(EXCERPT TO READ Opens)
Life is much better.

Tuesday, November 15, 2005

All About Me

I feel completely selfish today. And you know what? It's a good feeling. I like it.

Nothing's Wrong

Celexa: the great equalizer.

Even the things that bug me, don't bug me for long. I am stable. I am rational. I feel fine. Content even.

I have no sex drive. I cannot cum. Oh well. I don't really care.

Things with Rover continue in no direction. Oh well. I don't really care all that much.

I have a date tonite. I don't feel excited about it. Oh well. It's okay. I don't really care.

I haven't been exercising. I should feel anxious about it. But I don't. I 'll get around to it eventually. I don't care.

Everything's okay.

Tuesday, November 08, 2005

Marbles

Having such a difficult time concentrating. Discussed that with the HeadShrinker today. She gave me one strategy to try to combat it: limit the time I think/obsess about Rover to two 20-minute sessions per day. We'll see if that helps. I told her about how I had once weaned him out of my head by reducing my time spent thinking about him by one hour each night.

...Oh, does this count? Change of subject....

Don't really feel like writing. Pulled out my itinerary for Scotland. I'm gonna go look at that.

Nite.

Friday, November 04, 2005

Fine

Like my therapist. It was a good decision to start seeing her again. She's the best one I've ever been to. She and Celexa are helping gobs.

Content lately. No worries. I feel like RoomyEx must feel: most stuff just rolls off my back. And I'm back to my wise-cracking self. That's good. I like it better when I'm sharp. I'm funny. Like working downtown again.

That's it.

Wednesday, November 02, 2005

Rearing My Head

Found out today that I did not make my bid for a new fire house. I'm disappointed, but they may still move Rover, although he and I are talking and getting along again right now, so perhaps it will be okay.

Bought a bunch of new clothes and boots for Fall today. Finally found pants long enough. A miracle, to be sure.
(EXCERPT TO READ Closes)
(INFORMATION PROVIDED Opens)
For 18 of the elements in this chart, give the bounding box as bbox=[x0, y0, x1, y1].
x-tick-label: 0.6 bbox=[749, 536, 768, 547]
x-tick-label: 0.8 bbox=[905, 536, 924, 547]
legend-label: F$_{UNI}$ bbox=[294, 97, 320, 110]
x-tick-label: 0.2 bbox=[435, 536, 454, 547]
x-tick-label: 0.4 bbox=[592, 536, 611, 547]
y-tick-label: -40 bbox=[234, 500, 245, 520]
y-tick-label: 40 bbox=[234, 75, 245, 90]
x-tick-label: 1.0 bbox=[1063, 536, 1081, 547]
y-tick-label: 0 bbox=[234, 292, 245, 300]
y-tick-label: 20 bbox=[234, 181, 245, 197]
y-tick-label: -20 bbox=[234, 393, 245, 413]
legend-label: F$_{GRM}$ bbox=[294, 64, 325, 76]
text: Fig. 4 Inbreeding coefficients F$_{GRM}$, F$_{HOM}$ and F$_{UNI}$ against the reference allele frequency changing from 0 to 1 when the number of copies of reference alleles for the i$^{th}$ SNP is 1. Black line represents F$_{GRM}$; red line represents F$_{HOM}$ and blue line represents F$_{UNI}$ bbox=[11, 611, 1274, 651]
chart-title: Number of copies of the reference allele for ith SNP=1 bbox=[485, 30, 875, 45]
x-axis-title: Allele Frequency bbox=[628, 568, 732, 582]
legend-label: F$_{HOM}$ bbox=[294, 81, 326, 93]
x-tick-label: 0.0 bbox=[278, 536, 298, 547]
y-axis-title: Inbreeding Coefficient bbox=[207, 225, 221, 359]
(INFORMATION PROVIDED Closes)
WHAT YOU HAVE TO DO:
Continue the personal journal about mood, therapy, and Rover, starting right after its final line, "A miracle, to be sure."

ANSWER BOX:
My 2nd employer told me yesterday that they want me to come in two days per week minimum (unless I have some other obligation). That's great for me, as that means a little more than $500 a week extra (gross). With Roomy's rent, that means I can bring in $2600/month extra. That pays my mortgage and my utilities, free and clear. Excellent. Working at the office also gets me out of the house and enables me to hang out with two great gals who are much fun (and very smart). Like it.

Had a Rover spaz this morning. I'm over it now.

Fatty's trying to get out of me and RacerEx what transpired between us to cause the rift. I would not tell him. I wouldn't even tell Rover. I told my girlfriends, but that's it. No one else needs to know. Women understand my side. That's all I need.

I miss YellowDog. Ah well, that's life.

* * * *
Oh yeah, did I mention my date with Mr. Gorgeous? Well, he never called back, so I sent him an email telling him that I would return his video if he sent me his address. I mentioned I figured it must not have been a match for him since I never heard from him again. He emailed back, telling me he was sorry and that it was just bad manners on his part. Then he called and told me to call him back.

But I didn't.

I figured if his manners are bad at the beginning, they'll only get worse. He's so pretty that he's probably used to getting away with sundry B.S., washing it away with a smile or a bat of an eye. Well, I've just been through Hell, twice, and am climbing my way back out of the hole, and I'm not going to set myself up for some self-centered asshole to be rude to me with his "bad manners."

Pretty is as pretty does. Ain't it the truth?